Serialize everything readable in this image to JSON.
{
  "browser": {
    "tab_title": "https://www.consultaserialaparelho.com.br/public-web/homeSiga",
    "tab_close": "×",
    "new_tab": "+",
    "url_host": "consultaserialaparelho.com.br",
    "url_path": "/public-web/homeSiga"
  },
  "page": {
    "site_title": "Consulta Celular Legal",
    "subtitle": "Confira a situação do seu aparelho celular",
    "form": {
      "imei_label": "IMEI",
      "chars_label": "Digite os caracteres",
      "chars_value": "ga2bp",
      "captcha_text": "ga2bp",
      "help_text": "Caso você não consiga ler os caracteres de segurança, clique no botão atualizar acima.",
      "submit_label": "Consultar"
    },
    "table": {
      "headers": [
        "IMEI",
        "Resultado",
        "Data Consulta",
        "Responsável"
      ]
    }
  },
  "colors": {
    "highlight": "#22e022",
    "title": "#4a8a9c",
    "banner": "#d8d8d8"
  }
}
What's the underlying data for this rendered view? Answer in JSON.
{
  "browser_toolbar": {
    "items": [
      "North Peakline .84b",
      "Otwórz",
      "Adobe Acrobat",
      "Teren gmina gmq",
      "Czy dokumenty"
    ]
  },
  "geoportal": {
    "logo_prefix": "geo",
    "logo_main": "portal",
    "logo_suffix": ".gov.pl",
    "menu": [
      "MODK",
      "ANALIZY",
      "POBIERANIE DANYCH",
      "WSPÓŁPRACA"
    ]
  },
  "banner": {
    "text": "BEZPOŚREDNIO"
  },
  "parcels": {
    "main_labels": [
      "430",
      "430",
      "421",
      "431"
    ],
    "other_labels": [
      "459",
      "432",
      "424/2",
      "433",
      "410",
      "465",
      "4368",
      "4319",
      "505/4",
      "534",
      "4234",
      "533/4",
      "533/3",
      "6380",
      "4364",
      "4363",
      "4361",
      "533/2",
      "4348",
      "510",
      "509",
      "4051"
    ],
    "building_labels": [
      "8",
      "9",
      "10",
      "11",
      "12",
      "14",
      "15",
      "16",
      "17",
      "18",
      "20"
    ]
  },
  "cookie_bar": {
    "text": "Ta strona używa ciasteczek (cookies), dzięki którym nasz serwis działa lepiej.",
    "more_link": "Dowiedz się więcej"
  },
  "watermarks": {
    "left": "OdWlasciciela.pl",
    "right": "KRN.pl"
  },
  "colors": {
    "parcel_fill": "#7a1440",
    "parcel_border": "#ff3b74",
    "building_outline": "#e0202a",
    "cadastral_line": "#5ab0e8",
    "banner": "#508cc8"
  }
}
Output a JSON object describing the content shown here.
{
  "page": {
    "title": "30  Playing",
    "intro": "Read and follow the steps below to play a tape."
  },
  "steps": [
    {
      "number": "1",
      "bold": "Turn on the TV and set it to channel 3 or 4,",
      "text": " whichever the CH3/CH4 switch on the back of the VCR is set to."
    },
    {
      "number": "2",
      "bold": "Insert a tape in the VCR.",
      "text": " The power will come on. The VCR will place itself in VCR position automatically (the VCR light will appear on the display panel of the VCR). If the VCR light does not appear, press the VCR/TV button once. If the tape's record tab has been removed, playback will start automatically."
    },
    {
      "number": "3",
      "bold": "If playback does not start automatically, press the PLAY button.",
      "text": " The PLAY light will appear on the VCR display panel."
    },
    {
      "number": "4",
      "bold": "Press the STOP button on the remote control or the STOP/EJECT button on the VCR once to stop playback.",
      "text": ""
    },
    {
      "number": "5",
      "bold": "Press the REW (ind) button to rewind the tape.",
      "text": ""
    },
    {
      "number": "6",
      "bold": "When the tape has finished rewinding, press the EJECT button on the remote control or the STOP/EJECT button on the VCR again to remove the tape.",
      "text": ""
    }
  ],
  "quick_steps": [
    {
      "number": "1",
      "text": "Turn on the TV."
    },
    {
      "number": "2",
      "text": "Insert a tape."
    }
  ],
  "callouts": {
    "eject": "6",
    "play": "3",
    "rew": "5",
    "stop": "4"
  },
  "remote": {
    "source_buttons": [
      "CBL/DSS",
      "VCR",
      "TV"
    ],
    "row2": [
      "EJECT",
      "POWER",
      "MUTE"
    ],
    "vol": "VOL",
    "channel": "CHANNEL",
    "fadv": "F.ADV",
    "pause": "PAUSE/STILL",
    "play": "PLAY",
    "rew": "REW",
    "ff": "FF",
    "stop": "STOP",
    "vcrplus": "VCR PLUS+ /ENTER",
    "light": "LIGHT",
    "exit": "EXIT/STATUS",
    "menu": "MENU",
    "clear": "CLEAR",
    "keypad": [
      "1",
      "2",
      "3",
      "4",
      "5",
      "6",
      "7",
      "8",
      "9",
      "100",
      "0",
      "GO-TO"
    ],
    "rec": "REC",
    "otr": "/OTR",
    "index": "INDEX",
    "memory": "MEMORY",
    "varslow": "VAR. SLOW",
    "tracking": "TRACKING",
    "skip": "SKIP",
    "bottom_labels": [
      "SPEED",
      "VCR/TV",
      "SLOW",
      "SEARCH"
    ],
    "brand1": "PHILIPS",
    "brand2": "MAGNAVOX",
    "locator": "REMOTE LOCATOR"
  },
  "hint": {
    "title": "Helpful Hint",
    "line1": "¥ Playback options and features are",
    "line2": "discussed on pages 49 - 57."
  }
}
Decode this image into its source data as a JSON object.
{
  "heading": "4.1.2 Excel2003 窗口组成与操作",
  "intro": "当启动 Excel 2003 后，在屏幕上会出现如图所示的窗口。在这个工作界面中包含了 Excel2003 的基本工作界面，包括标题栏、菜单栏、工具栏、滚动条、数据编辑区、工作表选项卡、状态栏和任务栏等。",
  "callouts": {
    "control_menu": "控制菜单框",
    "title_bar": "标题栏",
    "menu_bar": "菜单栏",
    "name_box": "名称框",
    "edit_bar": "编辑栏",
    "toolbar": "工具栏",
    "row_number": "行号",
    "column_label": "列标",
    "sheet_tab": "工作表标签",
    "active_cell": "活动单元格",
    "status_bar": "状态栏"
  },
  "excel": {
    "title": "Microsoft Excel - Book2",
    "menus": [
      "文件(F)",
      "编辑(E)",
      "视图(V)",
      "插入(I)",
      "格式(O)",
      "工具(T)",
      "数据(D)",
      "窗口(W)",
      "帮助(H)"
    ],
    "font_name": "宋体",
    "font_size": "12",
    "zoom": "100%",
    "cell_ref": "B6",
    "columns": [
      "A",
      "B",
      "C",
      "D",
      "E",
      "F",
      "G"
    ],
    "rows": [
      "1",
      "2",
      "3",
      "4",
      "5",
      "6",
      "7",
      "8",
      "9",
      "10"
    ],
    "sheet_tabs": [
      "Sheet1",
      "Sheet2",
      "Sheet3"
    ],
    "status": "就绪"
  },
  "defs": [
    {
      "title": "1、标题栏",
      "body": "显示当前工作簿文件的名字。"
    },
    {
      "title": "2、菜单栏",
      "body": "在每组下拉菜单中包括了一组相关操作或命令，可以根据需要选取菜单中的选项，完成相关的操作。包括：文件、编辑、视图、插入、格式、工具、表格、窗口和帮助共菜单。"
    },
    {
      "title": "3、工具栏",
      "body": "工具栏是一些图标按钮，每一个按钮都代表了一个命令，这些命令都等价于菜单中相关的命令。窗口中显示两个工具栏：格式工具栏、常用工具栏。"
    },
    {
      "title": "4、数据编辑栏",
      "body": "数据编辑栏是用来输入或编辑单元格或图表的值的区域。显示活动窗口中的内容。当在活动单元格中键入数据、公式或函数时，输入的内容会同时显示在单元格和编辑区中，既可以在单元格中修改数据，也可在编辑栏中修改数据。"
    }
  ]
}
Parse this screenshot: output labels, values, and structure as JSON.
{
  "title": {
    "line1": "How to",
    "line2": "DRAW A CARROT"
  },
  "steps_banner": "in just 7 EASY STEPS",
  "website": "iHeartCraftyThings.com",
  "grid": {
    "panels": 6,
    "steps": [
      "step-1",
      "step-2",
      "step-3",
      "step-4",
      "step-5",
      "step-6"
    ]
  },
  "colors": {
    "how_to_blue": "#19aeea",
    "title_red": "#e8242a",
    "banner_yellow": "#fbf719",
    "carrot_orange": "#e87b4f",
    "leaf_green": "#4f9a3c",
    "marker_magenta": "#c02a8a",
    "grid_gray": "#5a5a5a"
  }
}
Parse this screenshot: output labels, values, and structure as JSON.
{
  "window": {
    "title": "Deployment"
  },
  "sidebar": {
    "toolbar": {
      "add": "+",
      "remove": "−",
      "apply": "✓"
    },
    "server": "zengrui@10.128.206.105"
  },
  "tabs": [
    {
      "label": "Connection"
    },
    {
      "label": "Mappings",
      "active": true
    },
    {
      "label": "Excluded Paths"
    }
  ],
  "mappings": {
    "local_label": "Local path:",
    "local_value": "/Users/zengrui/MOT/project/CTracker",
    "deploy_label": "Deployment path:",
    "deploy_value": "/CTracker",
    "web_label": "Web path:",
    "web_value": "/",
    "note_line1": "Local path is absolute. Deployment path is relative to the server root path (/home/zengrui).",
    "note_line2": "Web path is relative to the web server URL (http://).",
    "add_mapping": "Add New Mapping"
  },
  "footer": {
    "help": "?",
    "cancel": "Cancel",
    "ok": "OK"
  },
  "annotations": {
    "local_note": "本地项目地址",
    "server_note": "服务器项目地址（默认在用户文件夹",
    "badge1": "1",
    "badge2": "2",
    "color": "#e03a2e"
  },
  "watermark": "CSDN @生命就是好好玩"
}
:::::
## THE EXERCISE
Where a line above contains the word "JSON", copy that line.

## WRITTEN RESPONSE
Serialize everything readable in this image to JSON.
What's the underlying data for this rendered view? Answer in JSON.
Output a JSON object describing the content shown here.
Decode this image into its source data as a JSON object.
Parse this screenshot: output labels, values, and structure as JSON.
Parse this screenshot: output labels, values, and structure as JSON.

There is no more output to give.